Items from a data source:
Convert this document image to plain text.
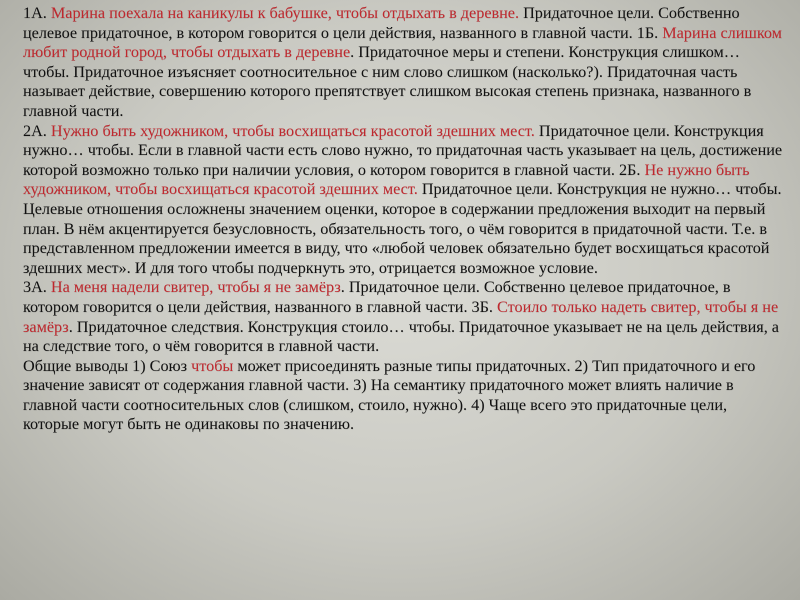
1А. Марина поехала на каникулы к бабушке, чтобы отдыхать в деревне. Придаточное цели. Собственно целевое придаточное, в котором говорится о цели действия, названного в главной части. 1Б. Марина слишком любит родной город, чтобы отдыхать в деревне. Придаточное меры и степени. Конструкция слишком… чтобы. Придаточное изъясняет соотносительное с ним слово слишком (насколько?). Придаточная часть называет действие, совершению которого препятствует слишком высокая степень признака, названного в главной части.

2А. Нужно быть художником, чтобы восхищаться красотой здешних мест. Придаточное цели. Конструкция нужно… чтобы. Если в главной части есть слово нужно, то придаточная часть указывает на цель, достижение которой возможно только при наличии условия, о котором говорится в главной части. 2Б. Не нужно быть художником, чтобы восхищаться красотой здешних мест. Придаточное цели. Конструкция не нужно… чтобы. Целевые отношения осложнены значением оценки, которое в содержании предложения выходит на первый план. В нём акцентируется безусловность, обязательность того, о чём говорится в придаточной части. Т.е. в представленном предложении имеется в виду, что «любой человек обязательно будет восхищаться красотой здешних мест». И для того чтобы подчеркнуть это, отрицается возможное условие.

3А. На меня надели свитер, чтобы я не замёрз. Придаточное цели. Собственно целевое придаточное, в котором говорится о цели действия, названного в главной части. 3Б. Стоило только надеть свитер, чтобы я не замёрз. Придаточное следствия. Конструкция стоило… чтобы. Придаточное указывает не на цель действия, а на следствие того, о чём говорится в главной части.

Общие выводы 1) Союз чтобы может присоединять разные типы придаточных. 2) Тип придаточного и его значение зависят от содержания главной части. 3) На семантику придаточного может влиять наличие в главной части соотносительных слов (слишком, стоило, нужно). 4) Чаще всего это придаточные цели, которые могут быть не одинаковы по значению.
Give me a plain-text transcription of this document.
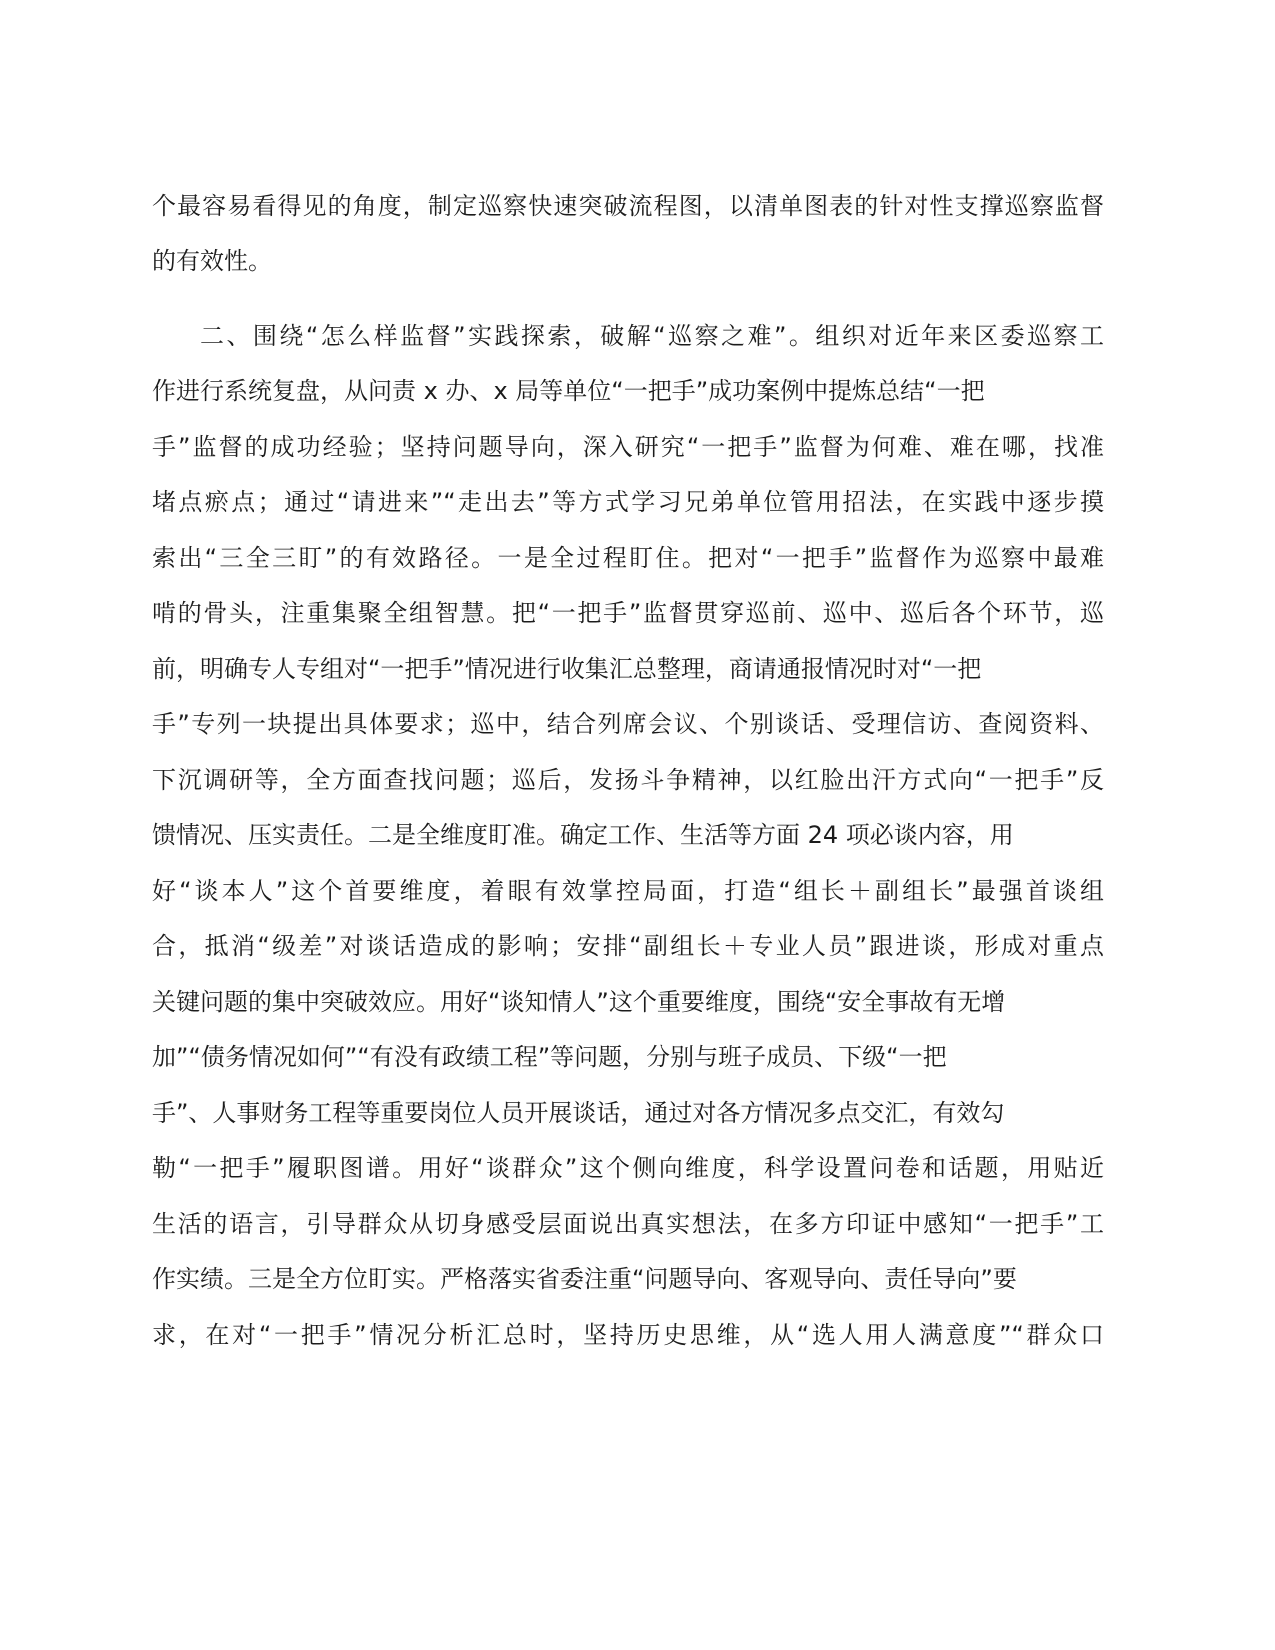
个最容易看得见的角度，制定巡察快速突破流程图，以清单图表的针对性支撑巡察监督
的有效性。
二、围绕“怎么样监督”实践探索，破解“巡察之难”。组织对近年来区委巡察工
作进行系统复盘，从问责 x 办、x 局等单位“一把手”成功案例中提炼总结“一把
手”监督的成功经验；坚持问题导向，深入研究“一把手”监督为何难、难在哪，找准
堵点瘀点；通过“请进来”“走出去”等方式学习兄弟单位管用招法，在实践中逐步摸
索出“三全三盯”的有效路径。一是全过程盯住。把对“一把手”监督作为巡察中最难
啃的骨头，注重集聚全组智慧。把“一把手”监督贯穿巡前、巡中、巡后各个环节，巡
前，明确专人专组对“一把手”情况进行收集汇总整理，商请通报情况时对“一把
手”专列一块提出具体要求；巡中，结合列席会议、个别谈话、受理信访、查阅资料、
下沉调研等，全方面查找问题；巡后，发扬斗争精神，以红脸出汗方式向“一把手”反
馈情况、压实责任。二是全维度盯准。确定工作、生活等方面 24 项必谈内容，用
好“谈本人”这个首要维度，着眼有效掌控局面，打造“组长＋副组长”最强首谈组
合，抵消“级差”对谈话造成的影响；安排“副组长＋专业人员”跟进谈，形成对重点
关键问题的集中突破效应。用好“谈知情人”这个重要维度，围绕“安全事故有无增
加”“债务情况如何”“有没有政绩工程”等问题，分别与班子成员、下级“一把
手”、人事财务工程等重要岗位人员开展谈话，通过对各方情况多点交汇，有效勾
勒“一把手”履职图谱。用好“谈群众”这个侧向维度，科学设置问卷和话题，用贴近
生活的语言，引导群众从切身感受层面说出真实想法，在多方印证中感知“一把手”工
作实绩。三是全方位盯实。严格落实省委注重“问题导向、客观导向、责任导向”要
求，在对“一把手”情况分析汇总时，坚持历史思维，从“选人用人满意度”“群众口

• Exercise brief:
Omit every picture, then reproduce the rest of the listing exactly.

• The solution:
Convert this document image to plain text.
1А. Марина поехала на каникулы к бабушке, чтобы отдыхать в деревне. Придаточное цели. Собственно целевое придаточное, в котором говорится о цели действия, названного в главной части. 1Б. Марина слишком любит родной город, чтобы отдыхать в деревне. Придаточное меры и степени. Конструкция слишком… чтобы. Придаточное изъясняет соотносительное с ним слово слишком (насколько?). Придаточная часть называет действие, совершению которого препятствует слишком высокая степень признака, названного в главной части.

2А. Нужно быть художником, чтобы восхищаться красотой здешних мест. Придаточное цели. Конструкция нужно… чтобы. Если в главной части есть слово нужно, то придаточная часть указывает на цель, достижение которой возможно только при наличии условия, о котором говорится в главной части. 2Б. Не нужно быть художником, чтобы восхищаться красотой здешних мест. Придаточное цели. Конструкция не нужно… чтобы. Целевые отношения осложнены значением оценки, которое в содержании предложения выходит на первый план. В нём акцентируется безусловность, обязательность того, о чём говорится в придаточной части. Т.е. в представленном предложении имеется в виду, что «любой человек обязательно будет восхищаться красотой здешних мест». И для того чтобы подчеркнуть это, отрицается возможное условие.

3А. На меня надели свитер, чтобы я не замёрз. Придаточное цели. Собственно целевое придаточное, в котором говорится о цели действия, названного в главной части. 3Б. Стоило только надеть свитер, чтобы я не замёрз. Придаточное следствия. Конструкция стоило… чтобы. Придаточное указывает не на цель действия, а на следствие того, о чём говорится в главной части.

Общие выводы 1) Союз чтобы может присоединять разные типы придаточных. 2) Тип придаточного и его значение зависят от содержания главной части. 3) На семантику придаточного может влиять наличие в главной части соотносительных слов (слишком, стоило, нужно). 4) Чаще всего это придаточные цели, которые могут быть не одинаковы по значению.
Give me a plain-text transcription of this document.
个最容易看得见的角度，制定巡察快速突破流程图，以清单图表的针对性支撑巡察监督
的有效性。
二、围绕“怎么样监督”实践探索，破解“巡察之难”。组织对近年来区委巡察工
作进行系统复盘，从问责 x 办、x 局等单位“一把手”成功案例中提炼总结“一把
手”监督的成功经验；坚持问题导向，深入研究“一把手”监督为何难、难在哪，找准
堵点瘀点；通过“请进来”“走出去”等方式学习兄弟单位管用招法，在实践中逐步摸
索出“三全三盯”的有效路径。一是全过程盯住。把对“一把手”监督作为巡察中最难
啃的骨头，注重集聚全组智慧。把“一把手”监督贯穿巡前、巡中、巡后各个环节，巡
前，明确专人专组对“一把手”情况进行收集汇总整理，商请通报情况时对“一把
手”专列一块提出具体要求；巡中，结合列席会议、个别谈话、受理信访、查阅资料、
下沉调研等，全方面查找问题；巡后，发扬斗争精神，以红脸出汗方式向“一把手”反
馈情况、压实责任。二是全维度盯准。确定工作、生活等方面 24 项必谈内容，用
好“谈本人”这个首要维度，着眼有效掌控局面，打造“组长＋副组长”最强首谈组
合，抵消“级差”对谈话造成的影响；安排“副组长＋专业人员”跟进谈，形成对重点
关键问题的集中突破效应。用好“谈知情人”这个重要维度，围绕“安全事故有无增
加”“债务情况如何”“有没有政绩工程”等问题，分别与班子成员、下级“一把
手”、人事财务工程等重要岗位人员开展谈话，通过对各方情况多点交汇，有效勾
勒“一把手”履职图谱。用好“谈群众”这个侧向维度，科学设置问卷和话题，用贴近
生活的语言，引导群众从切身感受层面说出真实想法，在多方印证中感知“一把手”工
作实绩。三是全方位盯实。严格落实省委注重“问题导向、客观导向、责任导向”要
求，在对“一把手”情况分析汇总时，坚持历史思维，从“选人用人满意度”“群众口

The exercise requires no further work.